Return all lines where the word "vatten" can be found.

**Record excerpts:**
====
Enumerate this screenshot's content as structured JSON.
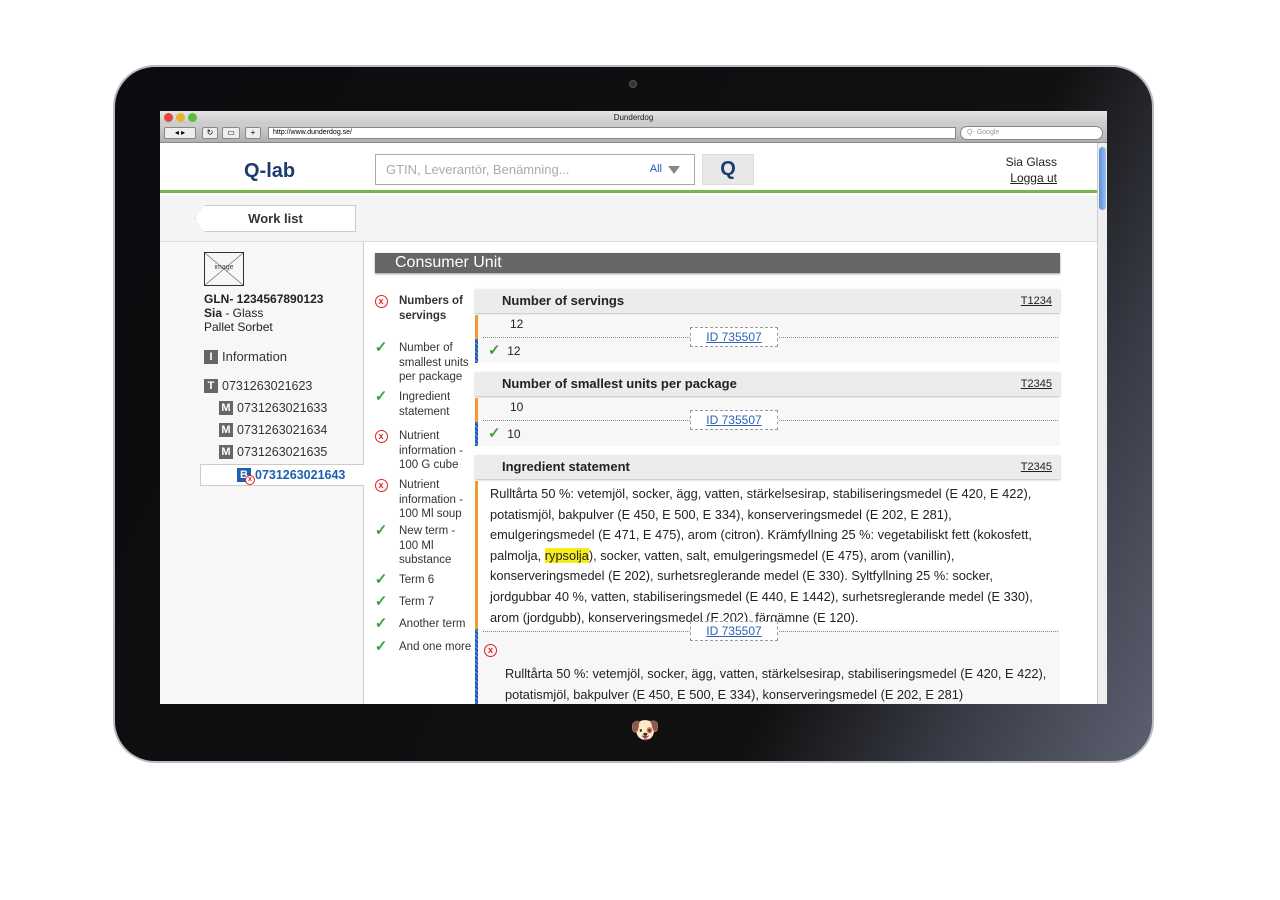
{
  "browser": {
    "title": "Dunderdog",
    "url": "http://www.dunderdog.se/",
    "search_placeholder": "Q- Google"
  },
  "header": {
    "brand": "Q-lab",
    "search_placeholder": "GTIN, Leverantör, Benämning...",
    "filter": "All",
    "search_button": "Q",
    "user": "Sia Glass",
    "logout": "Logga ut"
  },
  "worklist": {
    "label": "Work list"
  },
  "sidebar": {
    "image_label": "image",
    "gln": "GLN- 1234567890123",
    "supplier_bold": "Sia",
    "supplier_rest": " - Glass",
    "product": "Pallet Sorbet",
    "tree": [
      {
        "badge": "I",
        "label": "Information"
      },
      {
        "badge": "T",
        "label": "0731263021623"
      },
      {
        "badge": "M",
        "label": "0731263021633"
      },
      {
        "badge": "M",
        "label": "0731263021634"
      },
      {
        "badge": "M",
        "label": "0731263021635"
      },
      {
        "badge": "B",
        "label": "0731263021643",
        "selected": true,
        "status": "error"
      }
    ]
  },
  "checklist": [
    {
      "status": "error",
      "label": "Numbers of servings"
    },
    {
      "status": "ok",
      "label": "Number of smallest units per package"
    },
    {
      "status": "ok",
      "label": "Ingredient statement"
    },
    {
      "status": "error",
      "label": "Nutrient information - 100 G cube"
    },
    {
      "status": "error",
      "label": "Nutrient information - 100 Ml soup"
    },
    {
      "status": "ok",
      "label": "New term - 100 Ml substance"
    },
    {
      "status": "ok",
      "label": "Term 6"
    },
    {
      "status": "ok",
      "label": "Term 7"
    },
    {
      "status": "ok",
      "label": "Another term"
    },
    {
      "status": "ok",
      "label": "And one more"
    }
  ],
  "main": {
    "section_title": "Consumer Unit",
    "fields": [
      {
        "title": "Number of servings",
        "code": "T1234",
        "value_a": "12",
        "value_b": "12",
        "id": "ID 735507"
      },
      {
        "title": "Number of smallest units per package",
        "code": "T2345",
        "value_a": "10",
        "value_b": "10",
        "id": "ID 735507"
      },
      {
        "title": "Ingredient statement",
        "code": "T2345",
        "id": "ID 735507",
        "text_before": "Rulltårta 50 %: vetemjöl, socker, ägg, vatten, stärkelsesirap, stabiliseringsmedel (E 420, E 422), potatismjöl, bakpulver (E 450, E 500, E 334), konserveringsmedel (E 202, E 281), emulgeringsmedel (E 471, E 475), arom (citron). Krämfyllning 25 %: vegetabiliskt fett (kokosfett, palmolja, ",
        "highlight": "rypsolja",
        "text_after": "), socker, vatten, salt, emulgeringsmedel (E 475), arom (vanillin), konserveringsmedel (E 202), surhetsreglerande medel (E 330). Syltfyllning 25 %: socker, jordgubbar 40 %, vatten, stabiliseringsmedel (E 440, E 1442), surhetsreglerande medel (E 330), arom (jordgubb), konserveringsmedel (E 202), färgämne (E 120).",
        "value_b": "Rulltårta 50 %: vetemjöl, socker, ägg, vatten, stärkelsesirap, stabiliseringsmedel (E 420, E 422), potatismjöl, bakpulver (E 450, E 500, E 334), konserveringsmedel (E 202, E 281)"
      }
    ]
  },
  "colors": {
    "accent_green": "#7ab648",
    "brand_blue": "#1d3b6e",
    "link_blue": "#2a63b8",
    "error_red": "#e02020",
    "ok_green": "#3aa33a",
    "highlight": "#f5ec1a"
  }
}
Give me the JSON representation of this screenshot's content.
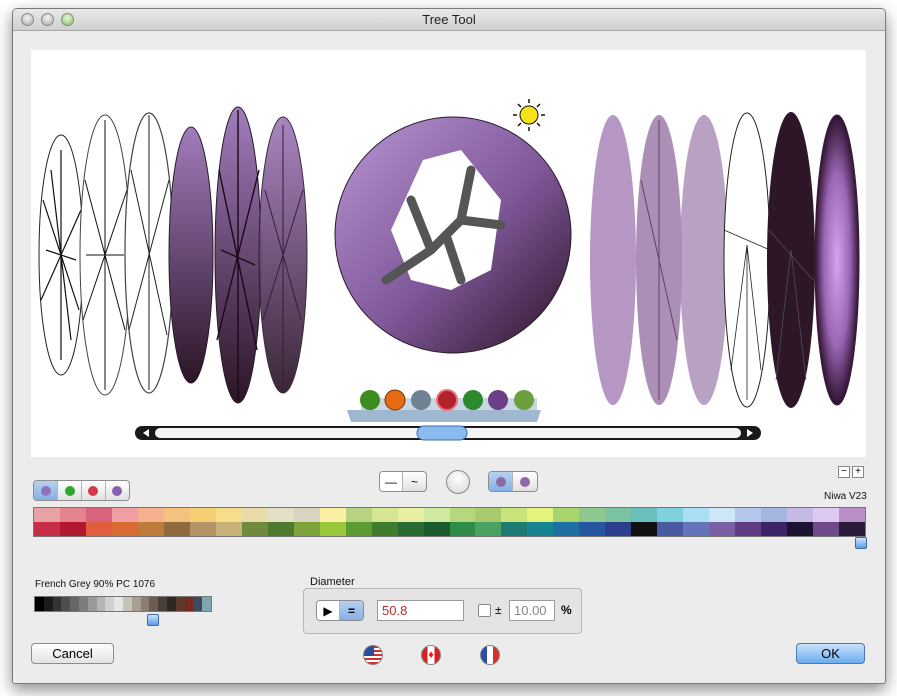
{
  "window": {
    "title": "Tree Tool"
  },
  "controls": {
    "minus": "−",
    "plus": "+"
  },
  "palette": {
    "name": "Niwa V23",
    "top_colors": [
      "#e7a2a6",
      "#e4838d",
      "#d9627c",
      "#ef9fa3",
      "#f4b08f",
      "#f4c17f",
      "#f4cf74",
      "#f6dd8c",
      "#eadbaa",
      "#e4e0c5",
      "#d8d4c0",
      "#fbf0a4",
      "#b8d284",
      "#d5e690",
      "#e7f0a0",
      "#cfe8a2",
      "#b5d87c",
      "#a9cb6d",
      "#c7e37a",
      "#e4f37c",
      "#a8d46e",
      "#8ec88e",
      "#7bc4a2",
      "#6bbfbd",
      "#7fd2dc",
      "#a9dff1",
      "#cde7f6",
      "#b6c7ec",
      "#a4b5e0",
      "#c5b9e6",
      "#dccaf0",
      "#b98ec9"
    ],
    "bottom_colors": [
      "#c72d45",
      "#b3162f",
      "#e05d3e",
      "#d86a33",
      "#c07a3a",
      "#8f6a3f",
      "#b49464",
      "#c9b27a",
      "#6f8a3b",
      "#4f7a2d",
      "#7ea33b",
      "#9bc73b",
      "#5c9b32",
      "#3e7d2d",
      "#2a6b34",
      "#1a5c2e",
      "#2e8c47",
      "#49a262",
      "#1e7b73",
      "#178590",
      "#1f6fa4",
      "#2457a0",
      "#2b3f8e",
      "#111111",
      "#4a5aa0",
      "#6374b8",
      "#7a5fa4",
      "#5e3c86",
      "#3b2365",
      "#1e1233",
      "#6e4a8a",
      "#2a1a38"
    ]
  },
  "grey_palette": {
    "selected_label": "French Grey 90% PC 1076",
    "colors": [
      "#000000",
      "#1a1a1a",
      "#333333",
      "#4d4d4d",
      "#666666",
      "#7d7d7d",
      "#9a9a9a",
      "#b4b4b4",
      "#d0d0d0",
      "#e6e6e6",
      "#c7c2b8",
      "#a89f92",
      "#8c7f6f",
      "#6b5d4f",
      "#4a3f36",
      "#2e2823",
      "#5d3b2a",
      "#7a2a1c",
      "#3b4a5e",
      "#7fa6b1"
    ]
  },
  "diameter": {
    "label": "Diameter",
    "value": "50.8",
    "plus_minus": "±",
    "variance": "10.00",
    "percent": "%"
  },
  "buttons": {
    "cancel": "Cancel",
    "ok": "OK"
  },
  "colors": {
    "accent": "#6cadef",
    "tree_primary": "#8a63a8"
  }
}
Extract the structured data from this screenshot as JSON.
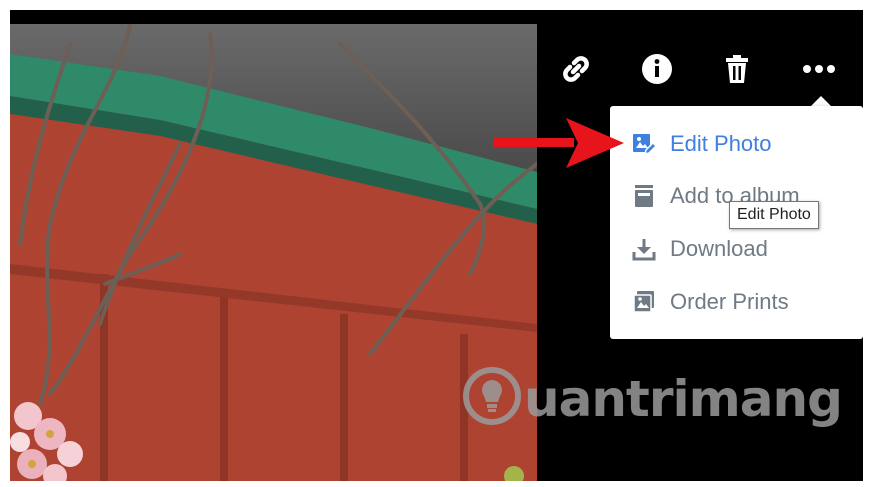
{
  "toolbar": {
    "icons": [
      "link-icon",
      "info-icon",
      "trash-icon",
      "more-icon"
    ]
  },
  "menu": {
    "items": [
      {
        "label": "Edit Photo",
        "icon": "edit-photo-icon",
        "active": true
      },
      {
        "label": "Add to album",
        "icon": "album-icon",
        "active": false
      },
      {
        "label": "Download",
        "icon": "download-icon",
        "active": false
      },
      {
        "label": "Order Prints",
        "icon": "prints-icon",
        "active": false
      }
    ]
  },
  "tooltip": {
    "text": "Edit Photo"
  },
  "watermark": {
    "text": "uantrimang"
  },
  "colors": {
    "accent": "#3f7fe0",
    "menu_text": "#6f7a84",
    "arrow": "#e8141b"
  }
}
====
**Exercise answer:**
        "text_before": "Rulltårta 50 %: vetemjöl, socker, ägg, vatten, stärkelsesirap, stabiliseringsmedel (E 420, E 422), potatismjöl, bakpulver (E 450, E 500, E 334), konserveringsmedel (E 202, E 281), emulgeringsmedel (E 471, E 475), arom (citron). Krämfyllning 25 %: vegetabiliskt fett (kokosfett, palmolja, ",
        "text_after": "), socker, vatten, salt, emulgeringsmedel (E 475), arom (vanillin), konserveringsmedel (E 202), surhetsreglerande medel (E 330). Syltfyllning 25 %: socker, jordgubbar 40 %, vatten, stabiliseringsmedel (E 440, E 1442), surhetsreglerande medel (E 330), arom (jordgubb), konserveringsmedel (E 202), färgämne (E 120).",
        "value_b": "Rulltårta 50 %: vetemjöl, socker, ägg, vatten, stärkelsesirap, stabiliseringsmedel (E 420, E 422), potatismjöl, bakpulver (E 450, E 500, E 334), konserveringsmedel (E 202, E 281)"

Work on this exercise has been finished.